Given task: Repeat the whole listing exactly.

Dataset records:

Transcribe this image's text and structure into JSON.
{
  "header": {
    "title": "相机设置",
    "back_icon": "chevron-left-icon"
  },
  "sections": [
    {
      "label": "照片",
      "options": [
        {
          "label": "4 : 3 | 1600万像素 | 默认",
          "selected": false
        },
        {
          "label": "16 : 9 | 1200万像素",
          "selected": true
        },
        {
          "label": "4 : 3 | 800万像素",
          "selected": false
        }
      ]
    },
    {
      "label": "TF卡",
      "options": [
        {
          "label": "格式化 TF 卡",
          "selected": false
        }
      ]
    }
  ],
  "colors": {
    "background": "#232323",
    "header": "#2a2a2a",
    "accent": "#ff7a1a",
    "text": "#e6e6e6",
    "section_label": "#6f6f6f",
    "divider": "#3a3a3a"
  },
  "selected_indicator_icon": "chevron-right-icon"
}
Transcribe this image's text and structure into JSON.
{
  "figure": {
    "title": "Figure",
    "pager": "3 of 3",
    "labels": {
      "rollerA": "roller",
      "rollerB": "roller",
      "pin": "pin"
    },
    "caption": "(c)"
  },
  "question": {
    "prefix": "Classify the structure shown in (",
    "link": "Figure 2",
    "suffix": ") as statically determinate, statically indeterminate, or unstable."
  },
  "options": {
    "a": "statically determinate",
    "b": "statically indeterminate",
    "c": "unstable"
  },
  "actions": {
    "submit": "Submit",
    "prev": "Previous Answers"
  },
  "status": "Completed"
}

Expected answer:
Transcribe this image's text and structure into JSON.
{
  "header": {
    "title": "相机设置",
    "back_icon": "chevron-left-icon"
  },
  "sections": [
    {
      "label": "照片",
      "options": [
        {
          "label": "4 : 3 | 1600万像素 | 默认",
          "selected": false
        },
        {
          "label": "16 : 9 | 1200万像素",
          "selected": true
        },
        {
          "label": "4 : 3 | 800万像素",
          "selected": false
        }
      ]
    },
    {
      "label": "TF卡",
      "options": [
        {
          "label": "格式化 TF 卡",
          "selected": false
        }
      ]
    }
  ],
  "colors": {
    "background": "#232323",
    "header": "#2a2a2a",
    "accent": "#ff7a1a",
    "text": "#e6e6e6",
    "section_label": "#6f6f6f",
    "divider": "#3a3a3a"
  },
  "selected_indicator_icon": "chevron-right-icon"
}
Transcribe this image's text and structure into JSON.
{
  "figure": {
    "title": "Figure",
    "pager": "3 of 3",
    "labels": {
      "rollerA": "roller",
      "rollerB": "roller",
      "pin": "pin"
    },
    "caption": "(c)"
  },
  "question": {
    "prefix": "Classify the structure shown in (",
    "link": "Figure 2",
    "suffix": ") as statically determinate, statically indeterminate, or unstable."
  },
  "options": {
    "a": "statically determinate",
    "b": "statically indeterminate",
    "c": "unstable"
  },
  "actions": {
    "submit": "Submit",
    "prev": "Previous Answers"
  },
  "status": "Completed"
}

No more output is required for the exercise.